- TAREAS REQUERIDAS
#1 Repite sin cambios el fragmento sobre la emigración venezolana, empezando en "Se cansó de comer" y terminando en "fue totalmente diferente.".
#2 Por favor, continúa el fragmento sobre la emigración venezolana a partir del punto en que se detiene.

- FRAGMENTO DEL TEXTO
________________________________________

Estar sentado en aquellas butacas de avión, con el corazón estrujado y una mano sobre la pequeña ventanilla mientras despide, entre  alegría y tristezas su país, no es el fin del drama que vive el venezolano que busca respirar aires de calma y tranquilidad arrebatados por un golpe en el estómago del Gobierno, desde que decidió olvidar su compromiso con el pueblo.

Se cansó de comer mango día y noche, porque en la despensa sólo había polvo; se cansó de no tener para pagar los repuestos del auto que ganó en una rifa años atrás, de un sueldo insuficiente y de la inseguridad. Martín Flores es uno de los más de 2 millones de jóvenes, con una edad promedio de 32 años, con estudios universitarios, maestrías y doctorados, que decidieron atravesar las fronteras de Venezuela para poder reempezar a vivir. Su destino, Colombia. Creyó que el pesado bolso del inmigrante sería fácil de lidiar, pero su historia fue totalmente diferente.

________________________________________

- Datos de coordenadas de diseño
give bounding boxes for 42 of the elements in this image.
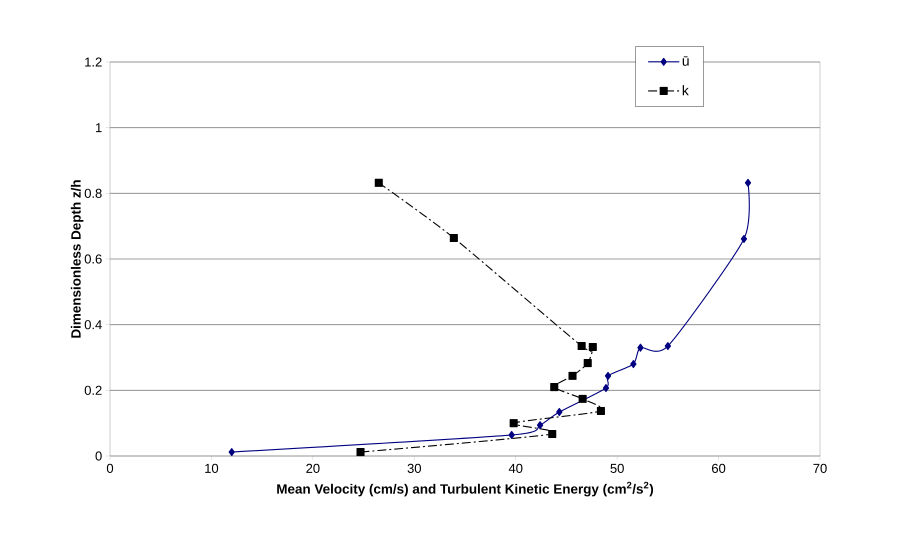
legend-label: k <box>682 85 689 96</box>
y-tick-label: 1 <box>96 123 102 132</box>
point <box>637 344 644 352</box>
point <box>508 430 515 440</box>
point <box>596 406 605 416</box>
point <box>548 430 556 438</box>
y-tick-label: 0.6 <box>84 254 102 264</box>
point <box>356 448 365 456</box>
point <box>374 178 383 187</box>
y-axis-title: Dimensionless Depth z/h <box>70 180 84 338</box>
x-tick-label: 40 <box>508 464 522 473</box>
y-tick-label: 1.2 <box>85 57 102 67</box>
x-tick-label: 20 <box>306 464 320 473</box>
y-tick-label: 0.4 <box>84 320 102 330</box>
point <box>740 234 748 244</box>
point <box>588 342 597 352</box>
point <box>578 342 586 350</box>
y-tick-label: 0.8 <box>84 188 102 198</box>
point <box>744 178 752 187</box>
x-tick-label: 60 <box>712 464 726 473</box>
y-tick-label: 0.2 <box>84 386 102 395</box>
x-tick-label: 10 <box>205 464 218 473</box>
text: Mean Velocity (cm/s) and Turbulent Kinetic Energy (cm$^{2}$/s$^{2}$) <box>277 482 654 496</box>
point <box>568 372 577 380</box>
legend-label: ū <box>682 56 689 66</box>
point <box>228 448 235 456</box>
x-tick-label: 70 <box>813 464 827 473</box>
point <box>556 408 562 416</box>
point <box>664 342 672 350</box>
point <box>536 421 544 430</box>
point <box>630 360 637 368</box>
point <box>550 383 558 392</box>
point <box>450 234 458 242</box>
x-tick-label: 30 <box>408 464 421 473</box>
x-tick-label: 0 <box>106 464 114 473</box>
point <box>510 419 518 428</box>
point <box>584 359 592 368</box>
point <box>578 394 587 403</box>
y-tick-label: 0 <box>96 451 102 461</box>
point <box>602 384 610 392</box>
point <box>604 372 612 380</box>
x-tick-label: 50 <box>610 464 624 473</box>
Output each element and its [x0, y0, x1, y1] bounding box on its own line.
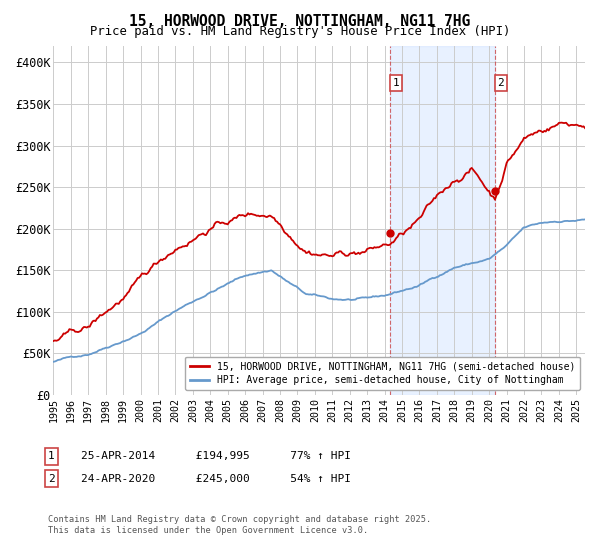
Text: Contains HM Land Registry data © Crown copyright and database right 2025.
This d: Contains HM Land Registry data © Crown c…	[48, 515, 431, 535]
Text: 1: 1	[48, 451, 55, 461]
Legend: 15, HORWOOD DRIVE, NOTTINGHAM, NG11 7HG (semi-detached house), HPI: Average pric: 15, HORWOOD DRIVE, NOTTINGHAM, NG11 7HG …	[185, 357, 580, 390]
Text: 2: 2	[48, 474, 55, 484]
Text: 25-APR-2014      £194,995      77% ↑ HPI: 25-APR-2014 £194,995 77% ↑ HPI	[81, 451, 351, 461]
Text: 15, HORWOOD DRIVE, NOTTINGHAM, NG11 7HG: 15, HORWOOD DRIVE, NOTTINGHAM, NG11 7HG	[130, 14, 470, 29]
Bar	[390, 46, 495, 395]
Text: 2: 2	[497, 78, 504, 88]
Text: 24-APR-2020      £245,000      54% ↑ HPI: 24-APR-2020 £245,000 54% ↑ HPI	[81, 474, 351, 484]
Text: 1: 1	[393, 78, 400, 88]
Text: Price paid vs. HM Land Registry's House Price Index (HPI): Price paid vs. HM Land Registry's House …	[90, 25, 510, 38]
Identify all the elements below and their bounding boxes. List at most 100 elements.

________________________________________

- RESULTADOS POR TAREA
#1
Se cansó de comer mango día y noche, porque en la despensa sólo había polvo; se cansó de no tener para pagar los repuestos del auto que ganó en una rifa años atrás, de un sueldo insuficiente y de la inseguridad. Martín Flores es uno de los más de 2 millones de jóvenes, con una edad promedio de 32 años, con estudios universitarios, maestrías y doctorados, que decidieron atravesar las fronteras de Venezuela para poder reempezar a vivir. Su destino, Colombia. Creyó que el pesado bolso del inmigrante sería fácil de lidiar, pero su historia fue totalmente diferente.

#2
Los venezolanos están presentes en 94 de los 193 países miembros de  la Organización de Naciones Unidas (ONU), según las cifras presentadas por Iván de la Vega, profesor de la Universidad Simón Bolívar y director del Laboratorio Internacional de Migraciones, durante una entrevista en Globovisión

Fue de improviso. Un día una amiga muy cercana lo llamó, le dijo que estaría en Venezuela por un mes y le hizo la pregunta que muchos quieren escuchar “¿Te animas a irte conmigo a Colombia? allá podemos buscar trabajo y salir de este desastre”. Martín no lo pensó dos veces, tenía alrededor de tres semanas para planificar todo, sacar sus ahorros y embarcarse a su nuevo reto.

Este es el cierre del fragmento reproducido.